**THE REQUEST:**
Print every line of the records below verbatim, changing nothing.

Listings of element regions
= = = = =
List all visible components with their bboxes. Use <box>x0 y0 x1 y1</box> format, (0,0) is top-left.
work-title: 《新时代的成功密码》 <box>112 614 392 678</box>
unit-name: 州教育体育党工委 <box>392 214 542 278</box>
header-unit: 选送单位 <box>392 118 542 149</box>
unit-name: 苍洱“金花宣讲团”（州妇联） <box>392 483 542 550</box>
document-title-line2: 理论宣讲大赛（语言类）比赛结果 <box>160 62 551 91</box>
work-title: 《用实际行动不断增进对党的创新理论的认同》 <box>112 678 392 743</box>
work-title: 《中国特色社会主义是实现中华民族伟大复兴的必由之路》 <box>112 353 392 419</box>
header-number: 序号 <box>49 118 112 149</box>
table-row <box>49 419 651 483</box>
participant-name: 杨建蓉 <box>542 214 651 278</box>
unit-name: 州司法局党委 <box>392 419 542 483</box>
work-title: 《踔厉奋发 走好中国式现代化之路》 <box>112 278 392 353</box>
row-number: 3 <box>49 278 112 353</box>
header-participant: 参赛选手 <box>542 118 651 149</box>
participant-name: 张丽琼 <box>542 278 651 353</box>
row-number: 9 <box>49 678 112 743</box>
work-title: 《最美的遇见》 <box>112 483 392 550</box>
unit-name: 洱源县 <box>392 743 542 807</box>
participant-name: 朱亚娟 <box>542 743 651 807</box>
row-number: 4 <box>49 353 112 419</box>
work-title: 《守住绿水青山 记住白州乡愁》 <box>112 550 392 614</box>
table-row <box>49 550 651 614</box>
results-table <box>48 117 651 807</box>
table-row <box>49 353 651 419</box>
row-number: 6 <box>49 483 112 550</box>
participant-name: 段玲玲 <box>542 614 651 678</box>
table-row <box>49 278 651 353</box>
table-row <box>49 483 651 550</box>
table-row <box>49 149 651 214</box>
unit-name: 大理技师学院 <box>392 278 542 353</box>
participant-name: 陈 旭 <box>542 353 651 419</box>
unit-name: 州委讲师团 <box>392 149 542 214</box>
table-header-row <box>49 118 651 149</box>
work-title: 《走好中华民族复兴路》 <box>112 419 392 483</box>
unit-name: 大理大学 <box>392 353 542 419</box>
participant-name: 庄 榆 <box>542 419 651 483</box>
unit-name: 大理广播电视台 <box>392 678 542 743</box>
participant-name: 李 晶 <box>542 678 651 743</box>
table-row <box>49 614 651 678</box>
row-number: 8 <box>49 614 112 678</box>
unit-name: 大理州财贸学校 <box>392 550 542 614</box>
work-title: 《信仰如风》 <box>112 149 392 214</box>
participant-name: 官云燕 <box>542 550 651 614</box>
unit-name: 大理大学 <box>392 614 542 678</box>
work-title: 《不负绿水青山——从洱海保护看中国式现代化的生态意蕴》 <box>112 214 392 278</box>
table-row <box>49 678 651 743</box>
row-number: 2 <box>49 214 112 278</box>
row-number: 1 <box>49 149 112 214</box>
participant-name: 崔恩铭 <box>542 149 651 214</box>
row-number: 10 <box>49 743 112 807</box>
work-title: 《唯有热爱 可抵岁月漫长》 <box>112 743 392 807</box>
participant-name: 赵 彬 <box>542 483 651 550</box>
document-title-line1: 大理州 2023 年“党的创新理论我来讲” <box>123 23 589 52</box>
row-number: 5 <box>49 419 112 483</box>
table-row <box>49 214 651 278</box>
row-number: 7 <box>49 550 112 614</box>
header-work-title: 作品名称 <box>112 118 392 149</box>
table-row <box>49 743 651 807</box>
= = = = =
**WRITTEN ANSWER:**
List all visible components with their bboxes. Use <box>x0 y0 x1 y1</box> format, (0,0) is top-left.
work-title: 《新时代的成功密码》 <box>112 614 392 678</box>
unit-name: 州教育体育党工委 <box>392 214 542 278</box>
header-unit: 选送单位 <box>392 118 542 149</box>
unit-name: 苍洱“金花宣讲团”（州妇联） <box>392 483 542 550</box>
document-title-line2: 理论宣讲大赛（语言类）比赛结果 <box>160 62 551 91</box>
work-title: 《用实际行动不断增进对党的创新理论的认同》 <box>112 678 392 743</box>
work-title: 《中国特色社会主义是实现中华民族伟大复兴的必由之路》 <box>112 353 392 419</box>
header-number: 序号 <box>49 118 112 149</box>
table-row <box>49 419 651 483</box>
participant-name: 杨建蓉 <box>542 214 651 278</box>
unit-name: 州司法局党委 <box>392 419 542 483</box>
work-title: 《踔厉奋发 走好中国式现代化之路》 <box>112 278 392 353</box>
row-number: 3 <box>49 278 112 353</box>
header-participant: 参赛选手 <box>542 118 651 149</box>
participant-name: 张丽琼 <box>542 278 651 353</box>
row-number: 9 <box>49 678 112 743</box>
work-title: 《最美的遇见》 <box>112 483 392 550</box>
unit-name: 洱源县 <box>392 743 542 807</box>
participant-name: 朱亚娟 <box>542 743 651 807</box>
row-number: 4 <box>49 353 112 419</box>
work-title: 《守住绿水青山 记住白州乡愁》 <box>112 550 392 614</box>
table-row <box>49 550 651 614</box>
results-table <box>48 117 651 807</box>
table-row <box>49 353 651 419</box>
row-number: 6 <box>49 483 112 550</box>
participant-name: 段玲玲 <box>542 614 651 678</box>
table-row <box>49 278 651 353</box>
table-row <box>49 483 651 550</box>
table-row <box>49 149 651 214</box>
unit-name: 大理技师学院 <box>392 278 542 353</box>
participant-name: 陈 旭 <box>542 353 651 419</box>
unit-name: 州委讲师团 <box>392 149 542 214</box>
table-header-row <box>49 118 651 149</box>
work-title: 《走好中华民族复兴路》 <box>112 419 392 483</box>
unit-name: 大理大学 <box>392 353 542 419</box>
participant-name: 庄 榆 <box>542 419 651 483</box>
unit-name: 大理广播电视台 <box>392 678 542 743</box>
participant-name: 李 晶 <box>542 678 651 743</box>
table-row <box>49 614 651 678</box>
row-number: 8 <box>49 614 112 678</box>
unit-name: 大理州财贸学校 <box>392 550 542 614</box>
work-title: 《信仰如风》 <box>112 149 392 214</box>
participant-name: 官云燕 <box>542 550 651 614</box>
unit-name: 大理大学 <box>392 614 542 678</box>
work-title: 《不负绿水青山——从洱海保护看中国式现代化的生态意蕴》 <box>112 214 392 278</box>
table-row <box>49 678 651 743</box>
row-number: 2 <box>49 214 112 278</box>
row-number: 1 <box>49 149 112 214</box>
participant-name: 崔恩铭 <box>542 149 651 214</box>
row-number: 10 <box>49 743 112 807</box>
work-title: 《唯有热爱 可抵岁月漫长》 <box>112 743 392 807</box>
participant-name: 赵 彬 <box>542 483 651 550</box>
document-title-line1: 大理州 2023 年“党的创新理论我来讲” <box>123 23 589 52</box>
row-number: 5 <box>49 419 112 483</box>
table-row <box>49 214 651 278</box>
row-number: 7 <box>49 550 112 614</box>
header-work-title: 作品名称 <box>112 118 392 149</box>
table-row <box>49 743 651 807</box>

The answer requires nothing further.